» Stated task
Copy the data below exactly, omitting any picture it contains.

» Data section
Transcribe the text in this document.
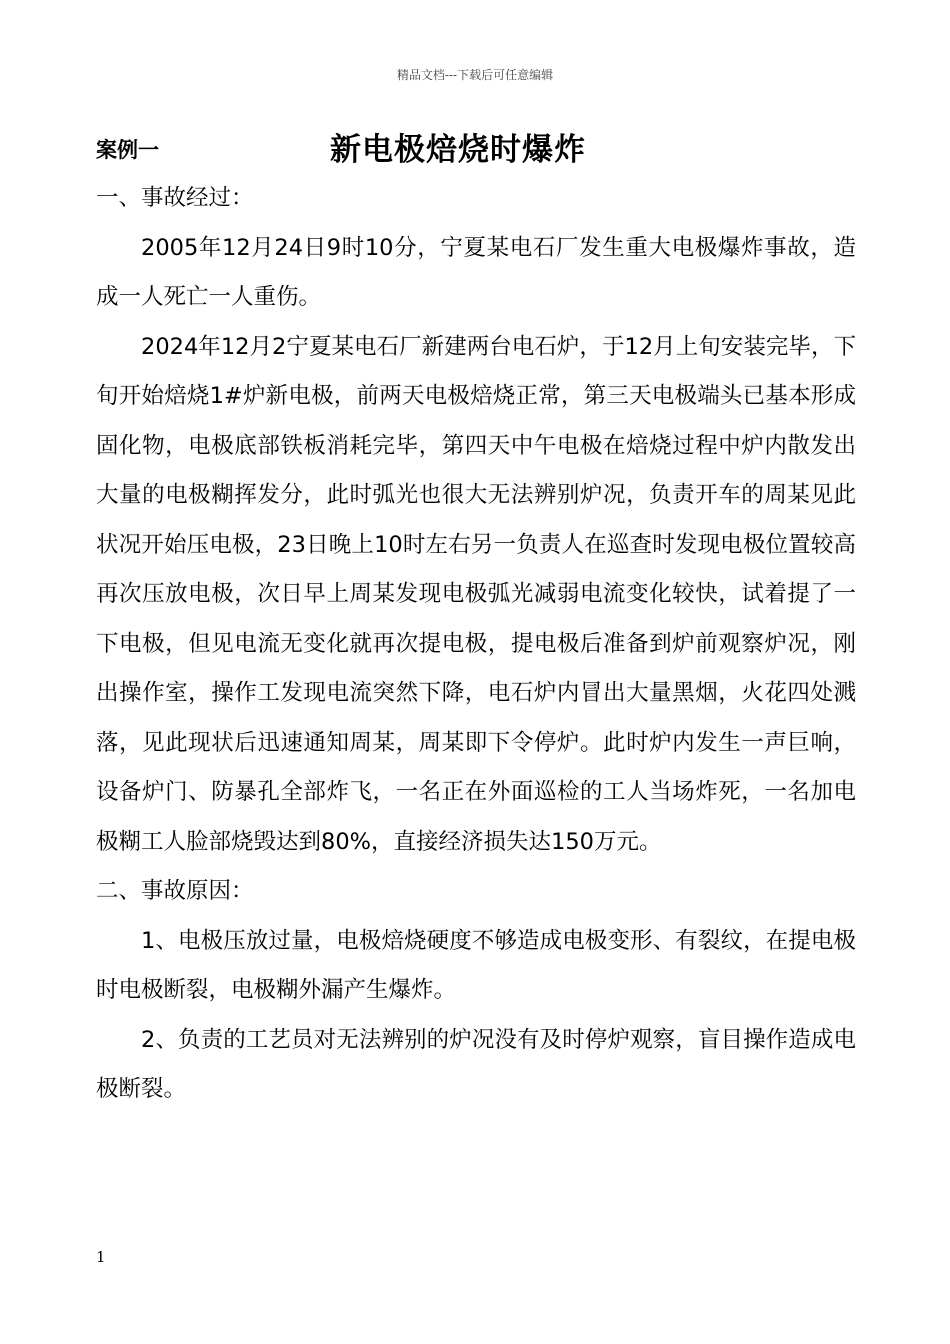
精品文档---下载后可任意编辑
案例一	新电极焙烧时爆炸

一、事故经过：

2005年12月24日9时10分，宁夏某电石厂发生重大电极爆炸事故，造成一人死亡一人重伤。

2024年12月2宁夏某电石厂新建两台电石炉，于12月上旬安装完毕，下旬开始焙烧1#炉新电极，前两天电极焙烧正常，第三天电极端头已基本形成固化物，电极底部铁板消耗完毕，第四天中午电极在焙烧过程中炉内散发出大量的电极糊挥发分，此时弧光也很大无法辨别炉况，负责开车的周某见此状况开始压电极，23日晚上10时左右另一负责人在巡查时发现电极位置较高再次压放电极，次日早上周某发现电极弧光减弱电流变化较快，试着提了一下电极，但见电流无变化就再次提电极，提电极后准备到炉前观察炉况，刚出操作室，操作工发现电流突然下降，电石炉内冒出大量黑烟，火花四处溅落，见此现状后迅速通知周某，周某即下令停炉。此时炉内发生一声巨响，设备炉门、防暴孔全部炸飞，一名正在外面巡检的工人当场炸死，一名加电极糊工人脸部烧毁达到80%，直接经济损失达150万元。

二、事故原因：

1、电极压放过量，电极焙烧硬度不够造成电极变形、有裂纹，在提电极时电极断裂，电极糊外漏产生爆炸。

2、负责的工艺员对无法辨别的炉况没有及时停炉观察，盲目操作造成电极断裂。

1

» Solution to this exercise
Transcribe the text in this document.
精品文档---下载后可任意编辑
案例一	新电极焙烧时爆炸

一、事故经过：

2005年12月24日9时10分，宁夏某电石厂发生重大电极爆炸事故，造成一人死亡一人重伤。

2024年12月2宁夏某电石厂新建两台电石炉，于12月上旬安装完毕，下旬开始焙烧1#炉新电极，前两天电极焙烧正常，第三天电极端头已基本形成固化物，电极底部铁板消耗完毕，第四天中午电极在焙烧过程中炉内散发出大量的电极糊挥发分，此时弧光也很大无法辨别炉况，负责开车的周某见此状况开始压电极，23日晚上10时左右另一负责人在巡查时发现电极位置较高再次压放电极，次日早上周某发现电极弧光减弱电流变化较快，试着提了一下电极，但见电流无变化就再次提电极，提电极后准备到炉前观察炉况，刚出操作室，操作工发现电流突然下降，电石炉内冒出大量黑烟，火花四处溅落，见此现状后迅速通知周某，周某即下令停炉。此时炉内发生一声巨响，设备炉门、防暴孔全部炸飞，一名正在外面巡检的工人当场炸死，一名加电极糊工人脸部烧毁达到80%，直接经济损失达150万元。

二、事故原因：

1、电极压放过量，电极焙烧硬度不够造成电极变形、有裂纹，在提电极时电极断裂，电极糊外漏产生爆炸。

2、负责的工艺员对无法辨别的炉况没有及时停炉观察，盲目操作造成电极断裂。

1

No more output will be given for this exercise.